Make an exact copy of the data below, leaving out every picture.

--- begin ---

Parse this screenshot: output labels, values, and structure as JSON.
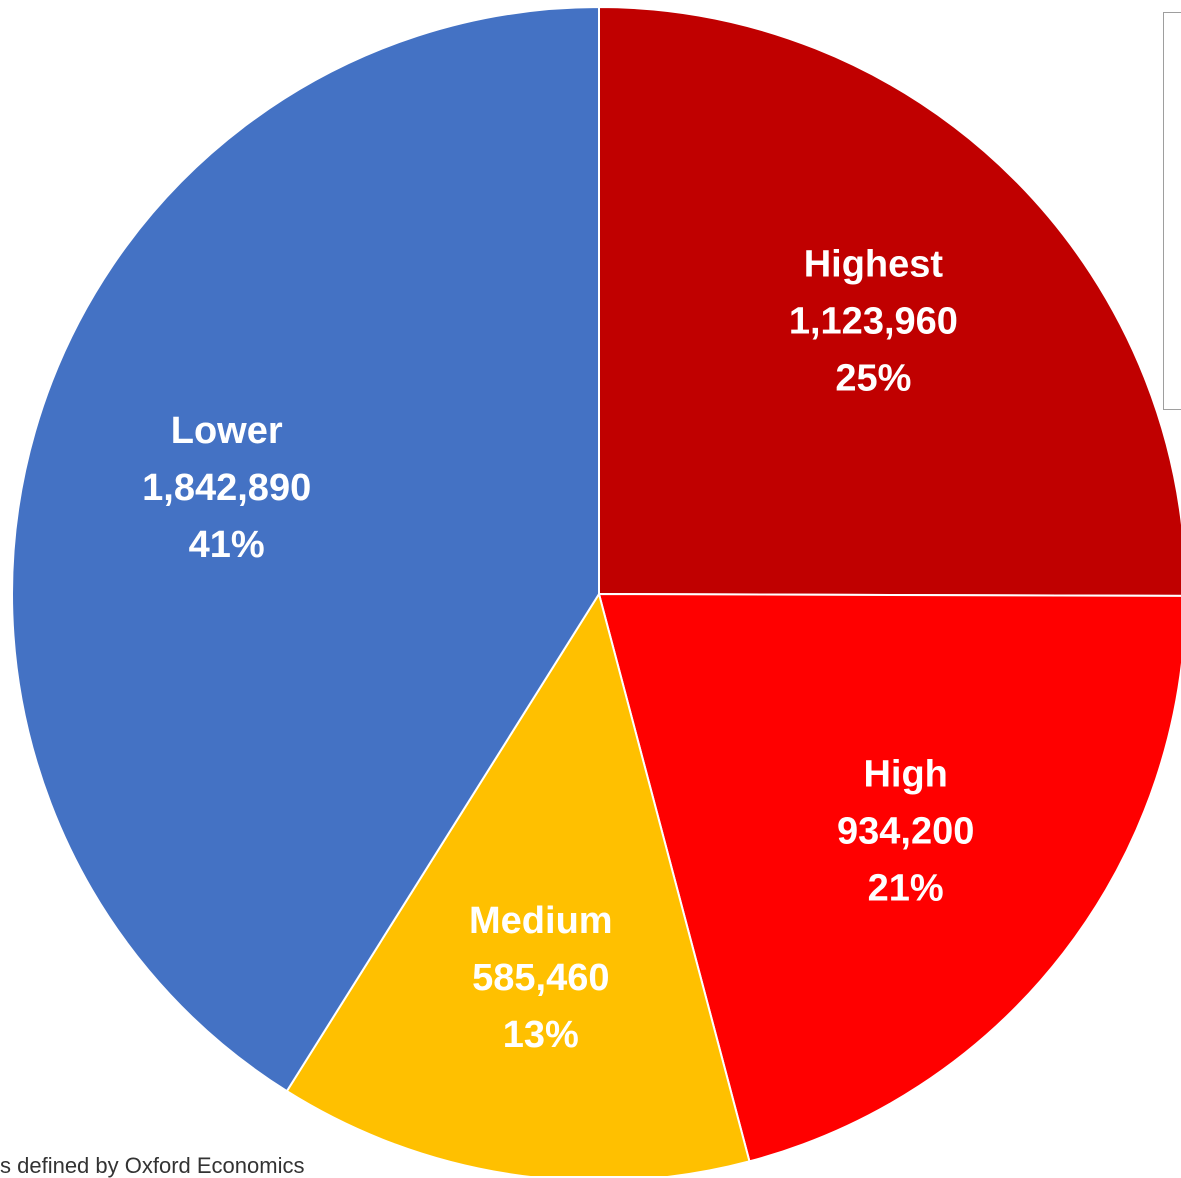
{
  "chart_data": {
    "type": "pie",
    "title": "",
    "start_angle_deg": 0,
    "direction": "clockwise",
    "slices": [
      {
        "label": "Highest",
        "value": 1123960,
        "value_label": "1,123,960",
        "percent_label": "25%",
        "color": "#C00000"
      },
      {
        "label": "High",
        "value": 934200,
        "value_label": "934,200",
        "percent_label": "21%",
        "color": "#FF0000"
      },
      {
        "label": "Medium",
        "value": 585460,
        "value_label": "585,460",
        "percent_label": "13%",
        "color": "#FFC000"
      },
      {
        "label": "Lower",
        "value": 1842890,
        "value_label": "1,842,890",
        "percent_label": "41%",
        "color": "#4472C4"
      }
    ]
  },
  "footnote": {
    "text": "s defined by Oxford Economics"
  }
}
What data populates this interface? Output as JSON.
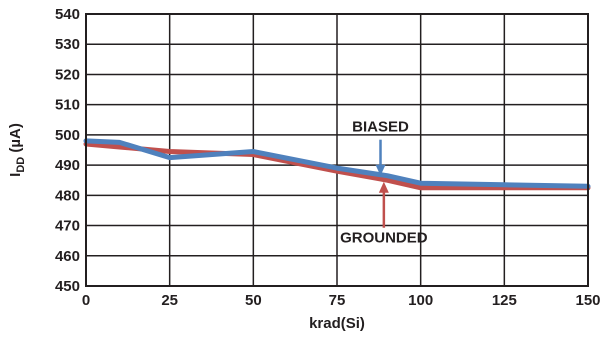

--- end ---

Response for this exercise =>
Parse this screenshot: output labels, values, and structure as JSON.
{
  "chart_data": {
    "type": "pie",
    "title": "",
    "start_angle_deg": 0,
    "direction": "clockwise",
    "slices": [
      {
        "label": "Highest",
        "value": 1123960,
        "value_label": "1,123,960",
        "percent_label": "25%",
        "color": "#C00000"
      },
      {
        "label": "High",
        "value": 934200,
        "value_label": "934,200",
        "percent_label": "21%",
        "color": "#FF0000"
      },
      {
        "label": "Medium",
        "value": 585460,
        "value_label": "585,460",
        "percent_label": "13%",
        "color": "#FFC000"
      },
      {
        "label": "Lower",
        "value": 1842890,
        "value_label": "1,842,890",
        "percent_label": "41%",
        "color": "#4472C4"
      }
    ]
  },
  "footnote": {
    "text": "s defined by Oxford Economics"
  }
}
What data populates this interface? Output as JSON.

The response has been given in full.